** Requirements **
Tally the lines that contain "name" and report the total alone.

** Stored rows **
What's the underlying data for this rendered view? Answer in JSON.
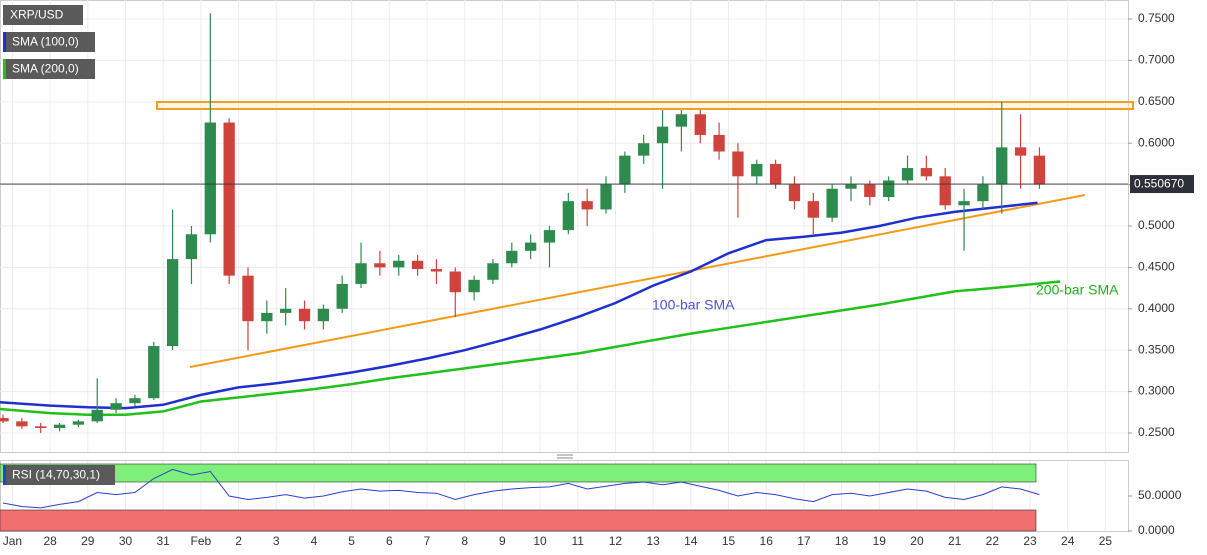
{
  "chart_data": {
    "type": "candlestick",
    "title": "XRP/USD",
    "up_color": "#2e8b4e",
    "down_color": "#d0433c",
    "xlim": [
      -1.33,
      28.6
    ],
    "xticks": [
      {
        "value": -1,
        "label": "Jan"
      },
      {
        "value": 0,
        "label": "28"
      },
      {
        "value": 1,
        "label": "29"
      },
      {
        "value": 2,
        "label": "30"
      },
      {
        "value": 3,
        "label": "31"
      },
      {
        "value": 4,
        "label": "Feb"
      },
      {
        "value": 5,
        "label": "2"
      },
      {
        "value": 6,
        "label": "3"
      },
      {
        "value": 7,
        "label": "4"
      },
      {
        "value": 8,
        "label": "5"
      },
      {
        "value": 9,
        "label": "6"
      },
      {
        "value": 10,
        "label": "7"
      },
      {
        "value": 11,
        "label": "8"
      },
      {
        "value": 12,
        "label": "9"
      },
      {
        "value": 13,
        "label": "10"
      },
      {
        "value": 14,
        "label": "11"
      },
      {
        "value": 15,
        "label": "12"
      },
      {
        "value": 16,
        "label": "13"
      },
      {
        "value": 17,
        "label": "14"
      },
      {
        "value": 18,
        "label": "15"
      },
      {
        "value": 19,
        "label": "16"
      },
      {
        "value": 20,
        "label": "17"
      },
      {
        "value": 21,
        "label": "18"
      },
      {
        "value": 22,
        "label": "19"
      },
      {
        "value": 23,
        "label": "20"
      },
      {
        "value": 24,
        "label": "21"
      },
      {
        "value": 25,
        "label": "22"
      },
      {
        "value": 26,
        "label": "23"
      },
      {
        "value": 27,
        "label": "24"
      },
      {
        "value": 28,
        "label": "25"
      }
    ],
    "ylim": [
      0.227,
      0.773
    ],
    "yticks": [
      {
        "value": 0.25,
        "label": "0.2500"
      },
      {
        "value": 0.3,
        "label": "0.3000"
      },
      {
        "value": 0.35,
        "label": "0.3500"
      },
      {
        "value": 0.4,
        "label": "0.4000"
      },
      {
        "value": 0.45,
        "label": "0.4500"
      },
      {
        "value": 0.5,
        "label": "0.5000"
      },
      {
        "value": 0.55,
        "label": "0.5500"
      },
      {
        "value": 0.6,
        "label": "0.6000"
      },
      {
        "value": 0.65,
        "label": "0.6500"
      },
      {
        "value": 0.7,
        "label": "0.7000"
      },
      {
        "value": 0.75,
        "label": "0.7500"
      }
    ],
    "x": [
      -1.5,
      -1,
      -0.5,
      0,
      0.5,
      1,
      1.5,
      2,
      2.5,
      3,
      3.5,
      4,
      4.5,
      5,
      5.5,
      6,
      6.5,
      7,
      7.5,
      8,
      8.5,
      9,
      9.5,
      10,
      10.5,
      11,
      11.5,
      12,
      12.5,
      13,
      13.5,
      14,
      14.5,
      15,
      15.5,
      16,
      16.5,
      17,
      17.5,
      18,
      18.5,
      19,
      19.5,
      20,
      20.5,
      21,
      21.5,
      22,
      22.5,
      23,
      23.5,
      24,
      24.5,
      25,
      25.5,
      26
    ],
    "open": [
      0.268,
      0.264,
      0.258,
      0.256,
      0.26,
      0.264,
      0.278,
      0.286,
      0.292,
      0.355,
      0.46,
      0.49,
      0.625,
      0.44,
      0.385,
      0.395,
      0.4,
      0.385,
      0.4,
      0.43,
      0.455,
      0.45,
      0.458,
      0.448,
      0.445,
      0.42,
      0.435,
      0.455,
      0.47,
      0.48,
      0.495,
      0.53,
      0.52,
      0.55,
      0.585,
      0.6,
      0.62,
      0.635,
      0.61,
      0.59,
      0.56,
      0.575,
      0.55,
      0.53,
      0.51,
      0.545,
      0.55,
      0.535,
      0.555,
      0.57,
      0.56,
      0.525,
      0.53,
      0.55,
      0.595,
      0.585
    ],
    "high": [
      0.272,
      0.268,
      0.262,
      0.262,
      0.266,
      0.316,
      0.292,
      0.296,
      0.36,
      0.52,
      0.5,
      0.757,
      0.63,
      0.45,
      0.41,
      0.425,
      0.41,
      0.405,
      0.44,
      0.48,
      0.47,
      0.465,
      0.465,
      0.46,
      0.45,
      0.44,
      0.46,
      0.48,
      0.49,
      0.5,
      0.54,
      0.545,
      0.56,
      0.59,
      0.61,
      0.64,
      0.64,
      0.64,
      0.625,
      0.6,
      0.58,
      0.58,
      0.56,
      0.54,
      0.55,
      0.56,
      0.555,
      0.56,
      0.585,
      0.585,
      0.57,
      0.545,
      0.56,
      0.65,
      0.635,
      0.595
    ],
    "low": [
      0.262,
      0.255,
      0.25,
      0.252,
      0.257,
      0.262,
      0.274,
      0.282,
      0.29,
      0.35,
      0.43,
      0.48,
      0.43,
      0.35,
      0.37,
      0.38,
      0.375,
      0.375,
      0.395,
      0.425,
      0.44,
      0.44,
      0.44,
      0.43,
      0.39,
      0.41,
      0.43,
      0.45,
      0.46,
      0.45,
      0.49,
      0.5,
      0.515,
      0.54,
      0.575,
      0.545,
      0.59,
      0.6,
      0.58,
      0.51,
      0.55,
      0.545,
      0.52,
      0.49,
      0.505,
      0.53,
      0.525,
      0.53,
      0.55,
      0.555,
      0.52,
      0.47,
      0.52,
      0.515,
      0.545,
      0.545
    ],
    "close": [
      0.264,
      0.258,
      0.256,
      0.26,
      0.264,
      0.278,
      0.286,
      0.292,
      0.355,
      0.46,
      0.49,
      0.625,
      0.44,
      0.385,
      0.395,
      0.4,
      0.385,
      0.4,
      0.43,
      0.455,
      0.45,
      0.458,
      0.448,
      0.445,
      0.42,
      0.435,
      0.455,
      0.47,
      0.48,
      0.495,
      0.53,
      0.52,
      0.55,
      0.585,
      0.6,
      0.62,
      0.635,
      0.61,
      0.59,
      0.56,
      0.575,
      0.55,
      0.53,
      0.51,
      0.545,
      0.55,
      0.535,
      0.555,
      0.57,
      0.56,
      0.525,
      0.53,
      0.55,
      0.595,
      0.585,
      0.55
    ],
    "last_price": {
      "value": 0.55067,
      "label": "0.550670"
    },
    "overlays": [
      {
        "name": "SMA (100,0)",
        "label": "100-bar SMA",
        "color": "#1f2fd0",
        "x": [
          -1.33,
          0,
          1,
          2,
          3,
          4,
          5,
          6,
          7,
          8,
          9,
          10,
          11,
          12,
          13,
          14,
          15,
          16,
          17,
          18,
          19,
          20,
          21,
          22,
          23,
          24,
          25,
          26.2
        ],
        "values": [
          0.287,
          0.283,
          0.281,
          0.28,
          0.284,
          0.296,
          0.305,
          0.31,
          0.316,
          0.323,
          0.331,
          0.34,
          0.35,
          0.362,
          0.375,
          0.39,
          0.407,
          0.428,
          0.445,
          0.467,
          0.483,
          0.487,
          0.492,
          0.5,
          0.51,
          0.517,
          0.522,
          0.528
        ]
      },
      {
        "name": "SMA (200,0)",
        "label": "200-bar SMA",
        "color": "#22c01a",
        "x": [
          -1.33,
          0,
          1,
          2,
          3,
          4,
          5,
          6,
          7,
          8,
          9,
          10,
          11,
          12,
          13,
          14,
          15,
          16,
          17,
          18,
          19,
          20,
          21,
          22,
          23,
          24,
          25,
          26.8
        ],
        "values": [
          0.279,
          0.274,
          0.272,
          0.272,
          0.276,
          0.288,
          0.293,
          0.298,
          0.303,
          0.309,
          0.316,
          0.322,
          0.328,
          0.334,
          0.34,
          0.346,
          0.354,
          0.362,
          0.37,
          0.377,
          0.384,
          0.391,
          0.398,
          0.405,
          0.413,
          0.421,
          0.425,
          0.433
        ]
      }
    ],
    "rsi": {
      "name": "RSI (14,70,30,1)",
      "color": "#2a3fd0",
      "values": [
        40,
        35,
        33,
        38,
        42,
        55,
        52,
        55,
        75,
        88,
        80,
        85,
        50,
        45,
        48,
        52,
        47,
        50,
        56,
        60,
        57,
        58,
        55,
        54,
        45,
        52,
        57,
        60,
        62,
        63,
        68,
        60,
        64,
        68,
        70,
        66,
        70,
        64,
        58,
        50,
        55,
        52,
        46,
        42,
        52,
        54,
        50,
        55,
        60,
        57,
        48,
        45,
        52,
        63,
        60,
        52
      ],
      "ylim": [
        0,
        100
      ],
      "yticks": [
        {
          "value": 0,
          "label": "0.0000"
        },
        {
          "value": 50,
          "label": "50.0000"
        }
      ],
      "overbought": 70,
      "oversold": 30,
      "overbought_color": "#7ef07a",
      "oversold_color": "#f07070"
    }
  }
}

** Solution for this problem **
3